DATASET EXCERPTS ->
◇ ◇ ◇ ◇ ◇ ◇ ◇
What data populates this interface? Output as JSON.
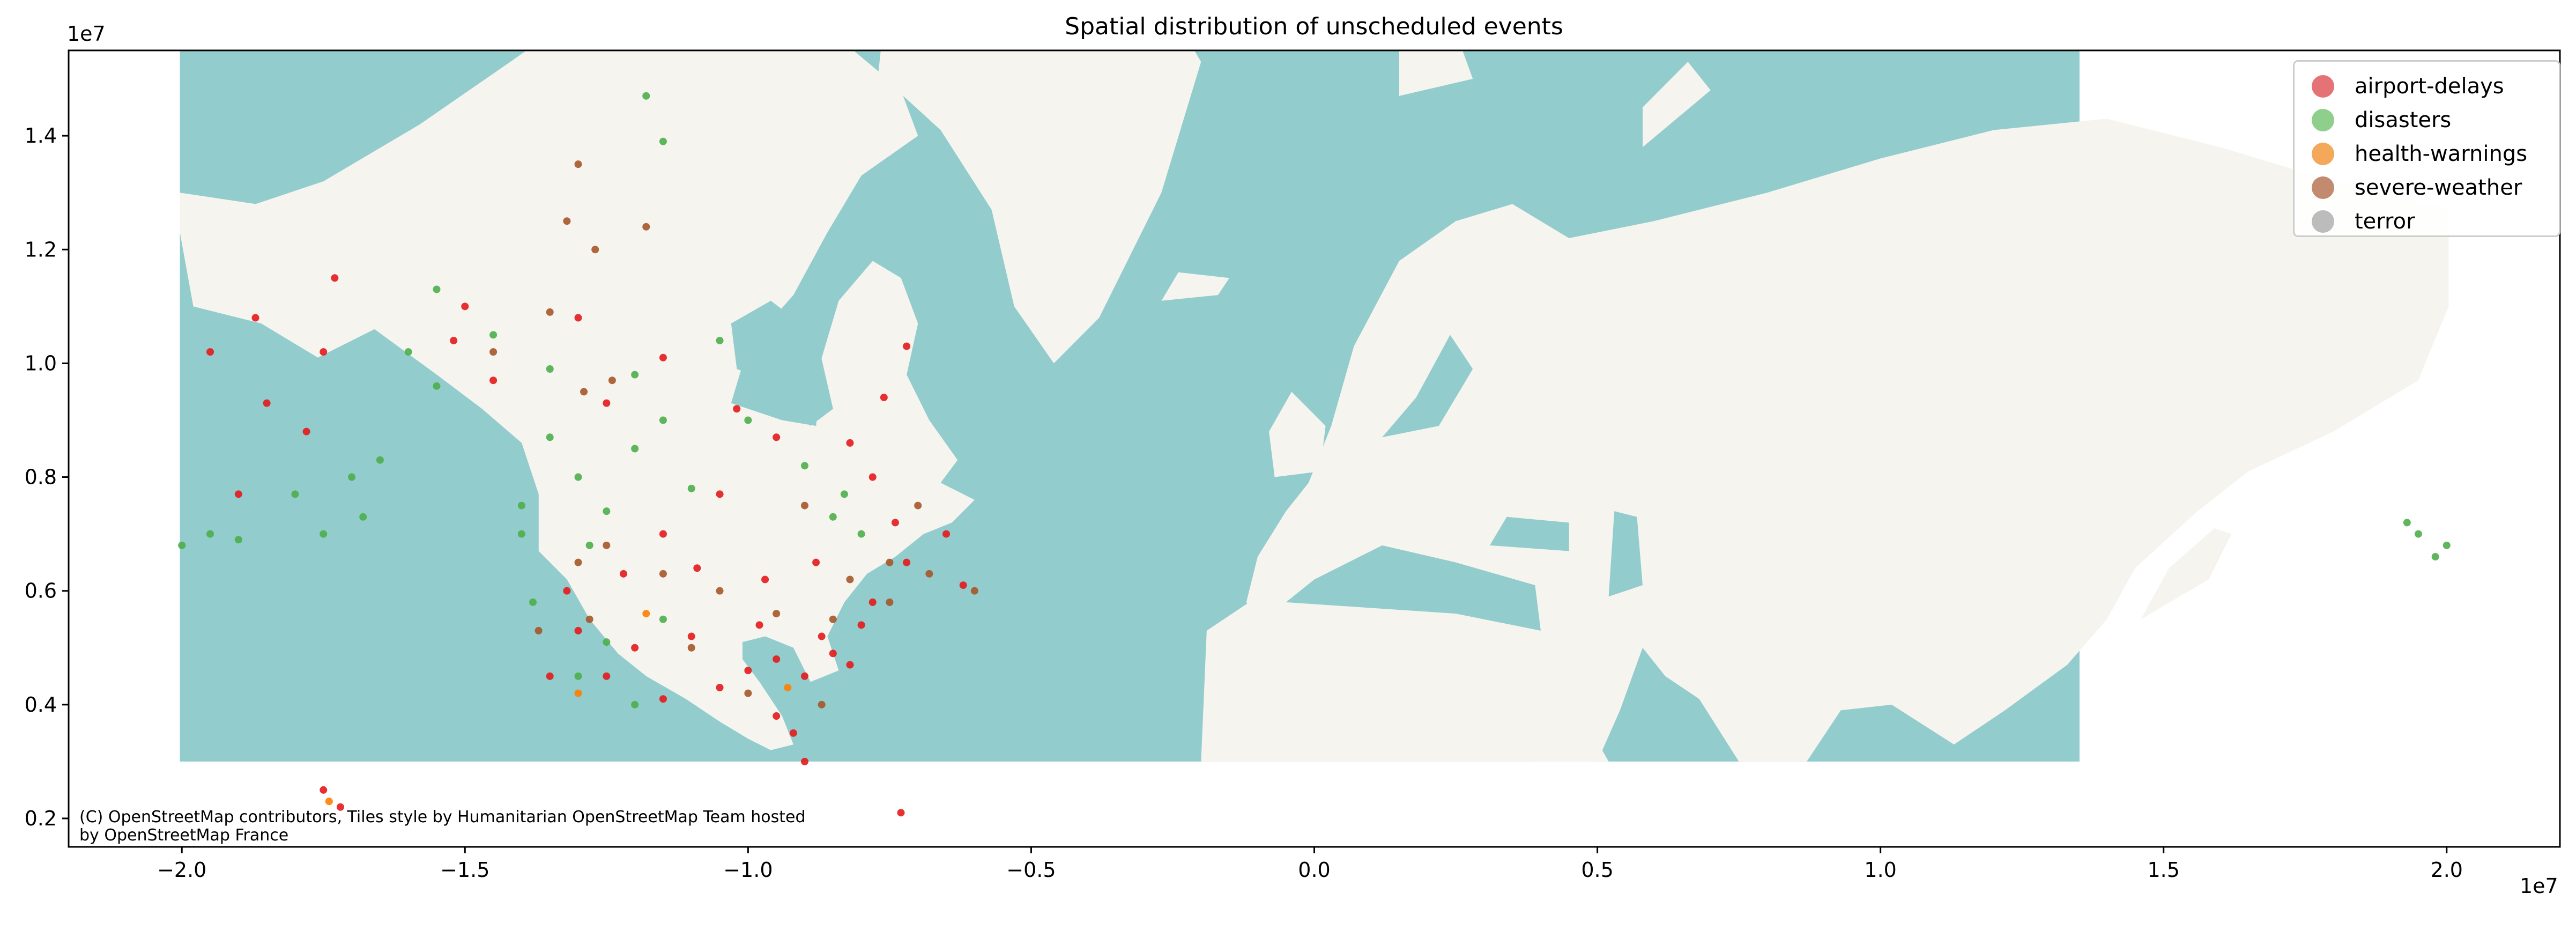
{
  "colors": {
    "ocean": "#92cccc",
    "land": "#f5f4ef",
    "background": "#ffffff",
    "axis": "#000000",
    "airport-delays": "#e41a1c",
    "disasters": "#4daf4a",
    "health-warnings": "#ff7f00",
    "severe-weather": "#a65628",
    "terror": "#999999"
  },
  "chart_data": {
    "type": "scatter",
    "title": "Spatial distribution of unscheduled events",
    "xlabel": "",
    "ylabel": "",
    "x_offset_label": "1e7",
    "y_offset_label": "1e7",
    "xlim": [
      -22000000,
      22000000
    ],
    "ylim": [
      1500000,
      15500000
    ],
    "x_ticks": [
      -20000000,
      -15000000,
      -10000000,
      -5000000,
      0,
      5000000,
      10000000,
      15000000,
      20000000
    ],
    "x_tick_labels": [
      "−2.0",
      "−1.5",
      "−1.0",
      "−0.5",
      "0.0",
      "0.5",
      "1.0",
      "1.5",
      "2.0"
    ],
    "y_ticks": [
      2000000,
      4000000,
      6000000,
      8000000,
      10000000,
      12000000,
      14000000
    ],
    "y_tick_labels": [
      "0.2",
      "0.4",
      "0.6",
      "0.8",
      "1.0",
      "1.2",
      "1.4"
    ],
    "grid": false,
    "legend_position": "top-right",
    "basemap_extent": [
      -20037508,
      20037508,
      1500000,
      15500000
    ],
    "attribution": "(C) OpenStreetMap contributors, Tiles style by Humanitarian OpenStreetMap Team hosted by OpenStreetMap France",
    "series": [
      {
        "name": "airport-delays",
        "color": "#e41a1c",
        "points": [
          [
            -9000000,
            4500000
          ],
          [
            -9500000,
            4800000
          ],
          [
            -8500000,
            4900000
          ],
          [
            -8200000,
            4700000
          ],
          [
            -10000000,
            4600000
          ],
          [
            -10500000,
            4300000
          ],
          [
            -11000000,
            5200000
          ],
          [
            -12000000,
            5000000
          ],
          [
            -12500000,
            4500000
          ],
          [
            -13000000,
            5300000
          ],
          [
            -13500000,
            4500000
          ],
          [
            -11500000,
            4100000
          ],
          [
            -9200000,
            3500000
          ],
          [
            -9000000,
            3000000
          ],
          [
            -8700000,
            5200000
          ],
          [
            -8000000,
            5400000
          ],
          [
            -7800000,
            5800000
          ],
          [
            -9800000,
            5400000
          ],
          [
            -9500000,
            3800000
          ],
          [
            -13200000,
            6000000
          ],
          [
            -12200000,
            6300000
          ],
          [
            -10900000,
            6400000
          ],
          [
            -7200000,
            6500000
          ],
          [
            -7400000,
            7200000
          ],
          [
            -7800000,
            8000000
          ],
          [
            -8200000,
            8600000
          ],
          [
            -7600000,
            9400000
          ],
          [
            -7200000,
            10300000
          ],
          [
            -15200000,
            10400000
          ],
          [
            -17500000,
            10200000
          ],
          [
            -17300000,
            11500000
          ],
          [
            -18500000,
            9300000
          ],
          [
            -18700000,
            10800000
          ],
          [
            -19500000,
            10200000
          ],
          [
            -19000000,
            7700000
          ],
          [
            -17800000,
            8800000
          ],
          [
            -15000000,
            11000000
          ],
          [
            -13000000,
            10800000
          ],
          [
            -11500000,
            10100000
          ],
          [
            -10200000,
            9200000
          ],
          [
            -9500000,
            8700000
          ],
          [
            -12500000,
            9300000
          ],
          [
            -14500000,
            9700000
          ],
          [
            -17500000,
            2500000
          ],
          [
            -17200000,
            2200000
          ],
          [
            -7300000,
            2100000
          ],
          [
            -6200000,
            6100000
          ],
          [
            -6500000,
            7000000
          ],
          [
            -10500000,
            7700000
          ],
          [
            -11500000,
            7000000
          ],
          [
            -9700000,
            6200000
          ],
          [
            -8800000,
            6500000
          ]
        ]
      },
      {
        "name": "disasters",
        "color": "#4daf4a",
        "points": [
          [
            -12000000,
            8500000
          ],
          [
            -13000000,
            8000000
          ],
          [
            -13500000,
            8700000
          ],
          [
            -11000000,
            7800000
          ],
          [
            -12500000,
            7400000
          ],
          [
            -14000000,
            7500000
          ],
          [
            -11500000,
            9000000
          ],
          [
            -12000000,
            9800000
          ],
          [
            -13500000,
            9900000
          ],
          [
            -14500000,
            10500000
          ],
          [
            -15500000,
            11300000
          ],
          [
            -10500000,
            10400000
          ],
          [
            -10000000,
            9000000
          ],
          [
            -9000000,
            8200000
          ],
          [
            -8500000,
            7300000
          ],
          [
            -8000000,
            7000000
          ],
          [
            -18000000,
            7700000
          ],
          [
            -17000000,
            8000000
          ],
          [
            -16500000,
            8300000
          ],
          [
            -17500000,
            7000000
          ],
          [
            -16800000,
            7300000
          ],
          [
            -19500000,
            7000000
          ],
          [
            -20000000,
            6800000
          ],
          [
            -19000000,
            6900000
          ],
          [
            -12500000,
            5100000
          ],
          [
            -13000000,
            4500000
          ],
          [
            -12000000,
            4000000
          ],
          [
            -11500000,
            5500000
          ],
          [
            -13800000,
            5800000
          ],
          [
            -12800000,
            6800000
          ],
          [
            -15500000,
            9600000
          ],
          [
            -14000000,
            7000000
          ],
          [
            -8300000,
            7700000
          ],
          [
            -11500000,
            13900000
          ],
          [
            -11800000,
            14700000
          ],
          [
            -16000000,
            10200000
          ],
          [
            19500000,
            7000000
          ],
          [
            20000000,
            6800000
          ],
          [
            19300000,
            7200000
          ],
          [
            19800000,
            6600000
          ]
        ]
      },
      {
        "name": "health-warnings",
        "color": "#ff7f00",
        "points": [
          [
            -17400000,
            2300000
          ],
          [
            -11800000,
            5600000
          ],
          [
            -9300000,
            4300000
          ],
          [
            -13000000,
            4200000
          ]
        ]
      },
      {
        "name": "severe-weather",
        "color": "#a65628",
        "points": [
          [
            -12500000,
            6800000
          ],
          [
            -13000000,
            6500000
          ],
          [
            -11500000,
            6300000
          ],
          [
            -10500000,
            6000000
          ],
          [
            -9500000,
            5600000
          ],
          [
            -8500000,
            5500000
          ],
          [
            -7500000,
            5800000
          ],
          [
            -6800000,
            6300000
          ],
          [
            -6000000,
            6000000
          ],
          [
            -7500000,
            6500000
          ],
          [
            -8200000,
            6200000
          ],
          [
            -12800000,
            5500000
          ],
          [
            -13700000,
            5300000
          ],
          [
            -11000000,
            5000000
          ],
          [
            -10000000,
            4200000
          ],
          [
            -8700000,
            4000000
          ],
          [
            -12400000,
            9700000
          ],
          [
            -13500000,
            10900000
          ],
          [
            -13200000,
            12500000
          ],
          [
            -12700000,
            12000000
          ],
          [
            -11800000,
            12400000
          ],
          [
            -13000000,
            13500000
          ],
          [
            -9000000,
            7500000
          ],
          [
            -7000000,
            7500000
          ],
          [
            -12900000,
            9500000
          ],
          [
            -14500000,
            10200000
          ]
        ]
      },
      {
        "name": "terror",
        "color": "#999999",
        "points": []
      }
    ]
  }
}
◇ ◇ ◇ ◇ ◇ ◇ ◇
WHAT TO DO -> Locate all lines in the listing above with the word "airport". Copy them.

RESULT ->
    "airport-delays": "#e41a1c",
        "name": "airport-delays",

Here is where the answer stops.